Take down each entry exactly as written.

-- DATA PROVIDED --
══════

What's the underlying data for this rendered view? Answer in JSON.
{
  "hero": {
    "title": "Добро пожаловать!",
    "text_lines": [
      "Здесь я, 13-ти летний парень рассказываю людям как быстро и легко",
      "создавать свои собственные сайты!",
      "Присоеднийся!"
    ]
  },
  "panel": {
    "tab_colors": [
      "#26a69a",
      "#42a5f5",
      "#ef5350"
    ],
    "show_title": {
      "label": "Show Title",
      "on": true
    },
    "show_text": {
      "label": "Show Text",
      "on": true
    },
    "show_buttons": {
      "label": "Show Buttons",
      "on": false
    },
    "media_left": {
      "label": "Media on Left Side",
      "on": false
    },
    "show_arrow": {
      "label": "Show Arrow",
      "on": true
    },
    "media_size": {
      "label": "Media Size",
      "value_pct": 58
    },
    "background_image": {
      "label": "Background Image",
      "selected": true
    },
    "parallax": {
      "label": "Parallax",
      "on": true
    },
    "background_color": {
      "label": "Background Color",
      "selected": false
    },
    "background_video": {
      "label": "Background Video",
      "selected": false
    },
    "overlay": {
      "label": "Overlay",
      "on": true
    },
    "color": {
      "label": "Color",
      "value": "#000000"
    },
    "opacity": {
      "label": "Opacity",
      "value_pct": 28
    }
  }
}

══════

-- RESULT --
What's the underlying data for this rendered view? Answer in JSON.
{
  "hero": {
    "title": "Добро пожаловать!",
    "text_lines": [
      "Здесь я, 13-ти летний парень рассказываю людям как быстро и легко",
      "создавать свои собственные сайты!",
      "Присоеднийся!"
    ]
  },
  "panel": {
    "tab_colors": [
      "#26a69a",
      "#42a5f5",
      "#ef5350"
    ],
    "show_title": {
      "label": "Show Title",
      "on": true
    },
    "show_text": {
      "label": "Show Text",
      "on": true
    },
    "show_buttons": {
      "label": "Show Buttons",
      "on": false
    },
    "media_left": {
      "label": "Media on Left Side",
      "on": false
    },
    "show_arrow": {
      "label": "Show Arrow",
      "on": true
    },
    "media_size": {
      "label": "Media Size",
      "value_pct": 58
    },
    "background_image": {
      "label": "Background Image",
      "selected": true
    },
    "parallax": {
      "label": "Parallax",
      "on": true
    },
    "background_color": {
      "label": "Background Color",
      "selected": false
    },
    "background_video": {
      "label": "Background Video",
      "selected": false
    },
    "overlay": {
      "label": "Overlay",
      "on": true
    },
    "color": {
      "label": "Color",
      "value": "#000000"
    },
    "opacity": {
      "label": "Opacity",
      "value_pct": 28
    }
  }
}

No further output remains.